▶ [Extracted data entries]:
· · ·

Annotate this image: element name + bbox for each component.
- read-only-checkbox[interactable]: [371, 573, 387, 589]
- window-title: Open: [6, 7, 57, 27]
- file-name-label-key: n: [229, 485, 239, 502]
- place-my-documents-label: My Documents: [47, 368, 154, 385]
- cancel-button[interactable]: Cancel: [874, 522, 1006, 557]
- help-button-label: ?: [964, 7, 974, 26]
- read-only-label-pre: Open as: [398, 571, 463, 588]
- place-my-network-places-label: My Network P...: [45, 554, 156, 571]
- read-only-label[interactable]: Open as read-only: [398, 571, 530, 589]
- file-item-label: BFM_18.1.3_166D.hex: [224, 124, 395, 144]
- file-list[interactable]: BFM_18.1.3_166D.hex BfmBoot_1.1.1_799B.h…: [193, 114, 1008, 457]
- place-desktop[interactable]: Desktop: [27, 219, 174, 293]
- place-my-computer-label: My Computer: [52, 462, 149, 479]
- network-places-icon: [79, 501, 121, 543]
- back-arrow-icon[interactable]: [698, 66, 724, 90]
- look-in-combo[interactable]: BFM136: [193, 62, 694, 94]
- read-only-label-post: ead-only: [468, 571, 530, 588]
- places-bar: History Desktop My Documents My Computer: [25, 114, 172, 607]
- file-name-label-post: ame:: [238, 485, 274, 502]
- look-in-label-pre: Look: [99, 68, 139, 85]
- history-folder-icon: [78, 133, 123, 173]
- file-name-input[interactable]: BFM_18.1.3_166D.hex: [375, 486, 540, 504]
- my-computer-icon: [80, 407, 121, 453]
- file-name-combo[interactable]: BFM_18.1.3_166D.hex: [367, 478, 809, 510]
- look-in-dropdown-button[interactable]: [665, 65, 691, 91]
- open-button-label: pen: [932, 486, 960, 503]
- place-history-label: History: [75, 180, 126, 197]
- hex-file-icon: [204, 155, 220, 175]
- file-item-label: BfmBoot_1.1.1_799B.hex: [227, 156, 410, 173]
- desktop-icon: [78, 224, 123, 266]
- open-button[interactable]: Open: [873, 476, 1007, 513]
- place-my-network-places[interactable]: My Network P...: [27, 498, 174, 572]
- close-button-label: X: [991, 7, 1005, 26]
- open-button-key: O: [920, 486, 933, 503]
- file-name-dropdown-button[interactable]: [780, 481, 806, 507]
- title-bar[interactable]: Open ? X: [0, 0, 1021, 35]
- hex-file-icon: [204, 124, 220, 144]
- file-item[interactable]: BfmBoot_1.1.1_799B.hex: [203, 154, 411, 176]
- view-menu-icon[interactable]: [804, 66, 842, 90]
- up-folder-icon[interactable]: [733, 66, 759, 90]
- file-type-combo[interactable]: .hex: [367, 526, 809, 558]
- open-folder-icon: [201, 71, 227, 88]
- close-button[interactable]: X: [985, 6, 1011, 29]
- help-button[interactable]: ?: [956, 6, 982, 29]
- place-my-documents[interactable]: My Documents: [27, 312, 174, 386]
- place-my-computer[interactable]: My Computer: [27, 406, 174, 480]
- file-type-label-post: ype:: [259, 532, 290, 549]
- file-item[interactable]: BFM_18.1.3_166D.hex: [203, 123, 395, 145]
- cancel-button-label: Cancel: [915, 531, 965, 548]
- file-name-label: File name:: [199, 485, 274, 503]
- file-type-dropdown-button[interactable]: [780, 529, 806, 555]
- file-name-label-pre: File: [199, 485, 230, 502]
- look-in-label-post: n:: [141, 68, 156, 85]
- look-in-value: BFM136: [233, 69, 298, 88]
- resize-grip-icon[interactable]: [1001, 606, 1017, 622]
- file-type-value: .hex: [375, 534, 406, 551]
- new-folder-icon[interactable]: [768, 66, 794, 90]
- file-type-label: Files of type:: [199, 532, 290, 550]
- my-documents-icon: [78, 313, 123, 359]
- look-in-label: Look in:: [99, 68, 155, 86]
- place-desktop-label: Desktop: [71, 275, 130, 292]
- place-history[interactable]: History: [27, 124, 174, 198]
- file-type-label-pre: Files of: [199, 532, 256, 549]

· · ·

▶ [Problem]: Switch every "dropdown-button" in the entries to "arrow-button" and leave everything else unchanged.

▶ [Solution for this task]:
Annotate this image: element name + bbox for each component.
- read-only-checkbox[interactable]: [371, 573, 387, 589]
- window-title: Open: [6, 7, 57, 27]
- file-name-label-key: n: [229, 485, 239, 502]
- place-my-documents-label: My Documents: [47, 368, 154, 385]
- cancel-button[interactable]: Cancel: [874, 522, 1006, 557]
- help-button-label: ?: [964, 7, 974, 26]
- read-only-label-pre: Open as: [398, 571, 463, 588]
- place-my-network-places-label: My Network P...: [45, 554, 156, 571]
- read-only-label[interactable]: Open as read-only: [398, 571, 530, 589]
- file-item-label: BFM_18.1.3_166D.hex: [224, 124, 395, 144]
- file-list[interactable]: BFM_18.1.3_166D.hex BfmBoot_1.1.1_799B.h…: [193, 114, 1008, 457]
- place-desktop[interactable]: Desktop: [27, 219, 174, 293]
- place-my-computer-label: My Computer: [52, 462, 149, 479]
- network-places-icon: [79, 501, 121, 543]
- back-arrow-icon[interactable]: [698, 66, 724, 90]
- look-in-combo[interactable]: BFM136: [193, 62, 694, 94]
- read-only-label-post: ead-only: [468, 571, 530, 588]
- places-bar: History Desktop My Documents My Computer: [25, 114, 172, 607]
- file-name-label-post: ame:: [238, 485, 274, 502]
- look-in-label-pre: Look: [99, 68, 139, 85]
- history-folder-icon: [78, 133, 123, 173]
- file-name-input[interactable]: BFM_18.1.3_166D.hex: [375, 486, 540, 504]
- my-computer-icon: [80, 407, 121, 453]
- file-name-combo[interactable]: BFM_18.1.3_166D.hex: [367, 478, 809, 510]
- look-in-arrow-button[interactable]: [665, 65, 691, 91]
- open-button-label: pen: [932, 486, 960, 503]
- place-history-label: History: [75, 180, 126, 197]
- hex-file-icon: [204, 155, 220, 175]
- file-item-label: BfmBoot_1.1.1_799B.hex: [227, 156, 410, 173]
- desktop-icon: [78, 224, 123, 266]
- open-button[interactable]: Open: [873, 476, 1007, 513]
- place-my-network-places[interactable]: My Network P...: [27, 498, 174, 572]
- close-button-label: X: [991, 7, 1005, 26]
- open-button-key: O: [920, 486, 933, 503]
- file-name-arrow-button[interactable]: [780, 481, 806, 507]
- title-bar[interactable]: Open ? X: [0, 0, 1021, 35]
- hex-file-icon: [204, 124, 220, 144]
- file-item[interactable]: BfmBoot_1.1.1_799B.hex: [203, 154, 411, 176]
- view-menu-icon[interactable]: [804, 66, 842, 90]
- up-folder-icon[interactable]: [733, 66, 759, 90]
- file-type-combo[interactable]: .hex: [367, 526, 809, 558]
- open-folder-icon: [201, 71, 227, 88]
- close-button[interactable]: X: [985, 6, 1011, 29]
- help-button[interactable]: ?: [956, 6, 982, 29]
- place-my-documents[interactable]: My Documents: [27, 312, 174, 386]
- place-my-computer[interactable]: My Computer: [27, 406, 174, 480]
- file-type-label-post: ype:: [259, 532, 290, 549]
- file-item[interactable]: BFM_18.1.3_166D.hex: [203, 123, 395, 145]
- cancel-button-label: Cancel: [915, 531, 965, 548]
- file-name-label: File name:: [199, 485, 274, 503]
- file-type-arrow-button[interactable]: [780, 529, 806, 555]
- file-name-label-pre: File: [199, 485, 230, 502]
- look-in-label-post: n:: [141, 68, 156, 85]
- look-in-value: BFM136: [233, 69, 298, 88]
- resize-grip-icon[interactable]: [1001, 606, 1017, 622]
- file-type-value: .hex: [375, 534, 406, 551]
- new-folder-icon[interactable]: [768, 66, 794, 90]
- file-type-label: Files of type:: [199, 532, 290, 550]
- my-documents-icon: [78, 313, 123, 359]
- look-in-label: Look in:: [99, 68, 155, 86]
- place-desktop-label: Desktop: [71, 275, 130, 292]
- place-history[interactable]: History: [27, 124, 174, 198]
- file-type-label-pre: Files of: [199, 532, 256, 549]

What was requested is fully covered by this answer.